* [TASK REQUIREMENTS]:
Scan the records for the word "ffffff". Copy each line that includes it.

* [MATERIAL SUPPLIED]:
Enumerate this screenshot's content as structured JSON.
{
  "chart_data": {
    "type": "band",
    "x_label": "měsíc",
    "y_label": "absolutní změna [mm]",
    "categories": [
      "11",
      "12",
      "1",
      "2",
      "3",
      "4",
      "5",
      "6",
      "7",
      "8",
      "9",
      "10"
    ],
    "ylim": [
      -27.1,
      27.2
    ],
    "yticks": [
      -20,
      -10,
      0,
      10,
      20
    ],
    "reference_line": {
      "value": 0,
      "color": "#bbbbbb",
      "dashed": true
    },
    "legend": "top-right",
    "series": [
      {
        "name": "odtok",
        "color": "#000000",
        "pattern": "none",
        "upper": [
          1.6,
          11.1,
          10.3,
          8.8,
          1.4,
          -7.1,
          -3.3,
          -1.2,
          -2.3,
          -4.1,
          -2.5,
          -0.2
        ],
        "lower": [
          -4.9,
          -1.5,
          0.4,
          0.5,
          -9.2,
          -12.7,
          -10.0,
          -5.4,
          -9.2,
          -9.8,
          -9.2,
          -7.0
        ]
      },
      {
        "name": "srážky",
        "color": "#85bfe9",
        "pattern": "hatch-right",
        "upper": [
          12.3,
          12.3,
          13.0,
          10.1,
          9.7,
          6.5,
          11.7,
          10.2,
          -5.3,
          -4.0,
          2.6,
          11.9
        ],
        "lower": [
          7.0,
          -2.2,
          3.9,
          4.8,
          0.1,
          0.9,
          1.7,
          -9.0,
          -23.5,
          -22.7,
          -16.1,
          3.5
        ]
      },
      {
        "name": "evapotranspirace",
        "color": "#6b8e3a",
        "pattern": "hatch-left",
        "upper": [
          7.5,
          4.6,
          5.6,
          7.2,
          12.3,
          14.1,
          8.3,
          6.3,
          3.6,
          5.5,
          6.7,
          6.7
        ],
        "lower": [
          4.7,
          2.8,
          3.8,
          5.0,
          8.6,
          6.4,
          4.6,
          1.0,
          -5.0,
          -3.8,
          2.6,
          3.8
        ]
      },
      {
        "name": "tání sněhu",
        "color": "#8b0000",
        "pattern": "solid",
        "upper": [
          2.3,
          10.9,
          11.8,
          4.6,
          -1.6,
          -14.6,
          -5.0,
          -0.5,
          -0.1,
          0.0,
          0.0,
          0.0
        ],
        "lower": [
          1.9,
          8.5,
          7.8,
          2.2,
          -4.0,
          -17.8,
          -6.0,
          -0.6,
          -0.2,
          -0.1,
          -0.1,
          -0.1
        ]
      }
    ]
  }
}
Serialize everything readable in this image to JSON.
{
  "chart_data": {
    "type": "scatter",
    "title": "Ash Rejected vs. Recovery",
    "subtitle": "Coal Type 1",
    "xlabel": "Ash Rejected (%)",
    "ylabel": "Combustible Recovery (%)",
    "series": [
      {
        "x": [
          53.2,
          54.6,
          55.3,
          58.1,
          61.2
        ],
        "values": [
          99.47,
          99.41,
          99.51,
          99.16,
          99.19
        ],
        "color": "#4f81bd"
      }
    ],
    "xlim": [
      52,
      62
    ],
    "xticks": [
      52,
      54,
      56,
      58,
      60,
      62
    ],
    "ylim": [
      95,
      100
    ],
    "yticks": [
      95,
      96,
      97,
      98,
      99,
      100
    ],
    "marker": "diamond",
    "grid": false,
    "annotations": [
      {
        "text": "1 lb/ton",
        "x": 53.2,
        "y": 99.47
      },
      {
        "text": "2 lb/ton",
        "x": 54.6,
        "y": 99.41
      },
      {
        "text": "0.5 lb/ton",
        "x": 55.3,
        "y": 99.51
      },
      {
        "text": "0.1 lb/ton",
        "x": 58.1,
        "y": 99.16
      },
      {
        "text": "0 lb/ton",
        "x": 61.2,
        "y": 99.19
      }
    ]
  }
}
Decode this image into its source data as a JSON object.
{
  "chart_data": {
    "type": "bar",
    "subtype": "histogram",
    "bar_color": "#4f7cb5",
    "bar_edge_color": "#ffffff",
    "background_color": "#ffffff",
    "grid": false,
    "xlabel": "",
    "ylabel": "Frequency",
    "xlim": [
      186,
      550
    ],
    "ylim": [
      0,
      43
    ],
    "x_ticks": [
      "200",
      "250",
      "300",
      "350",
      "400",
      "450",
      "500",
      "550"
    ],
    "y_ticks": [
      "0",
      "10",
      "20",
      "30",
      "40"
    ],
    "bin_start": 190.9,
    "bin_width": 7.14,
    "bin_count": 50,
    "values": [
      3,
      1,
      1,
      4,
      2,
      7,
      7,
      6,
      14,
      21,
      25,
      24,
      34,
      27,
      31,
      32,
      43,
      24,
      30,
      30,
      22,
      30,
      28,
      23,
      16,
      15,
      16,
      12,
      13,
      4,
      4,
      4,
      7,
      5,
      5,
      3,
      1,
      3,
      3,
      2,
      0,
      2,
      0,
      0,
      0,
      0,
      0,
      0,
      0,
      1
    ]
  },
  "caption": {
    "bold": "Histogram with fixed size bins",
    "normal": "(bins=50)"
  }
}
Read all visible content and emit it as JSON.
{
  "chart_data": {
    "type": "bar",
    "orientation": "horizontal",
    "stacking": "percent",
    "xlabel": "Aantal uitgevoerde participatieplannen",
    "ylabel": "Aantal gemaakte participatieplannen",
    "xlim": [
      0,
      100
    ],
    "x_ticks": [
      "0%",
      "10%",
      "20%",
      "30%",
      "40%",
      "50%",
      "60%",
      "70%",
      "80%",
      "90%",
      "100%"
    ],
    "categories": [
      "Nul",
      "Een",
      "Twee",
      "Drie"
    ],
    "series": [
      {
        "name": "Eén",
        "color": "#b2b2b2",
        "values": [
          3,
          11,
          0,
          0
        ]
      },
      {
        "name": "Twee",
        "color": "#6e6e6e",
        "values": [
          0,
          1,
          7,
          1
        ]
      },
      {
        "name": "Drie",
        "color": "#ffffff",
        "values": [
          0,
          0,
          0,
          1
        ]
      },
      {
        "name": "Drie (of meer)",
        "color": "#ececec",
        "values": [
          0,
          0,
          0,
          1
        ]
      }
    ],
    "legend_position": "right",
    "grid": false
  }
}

* [RESULT FOR THIS EXERCISE]:
    "bar_edge_color": "#ffffff",
    "background_color": "#ffffff",
        "color": "#ffffff",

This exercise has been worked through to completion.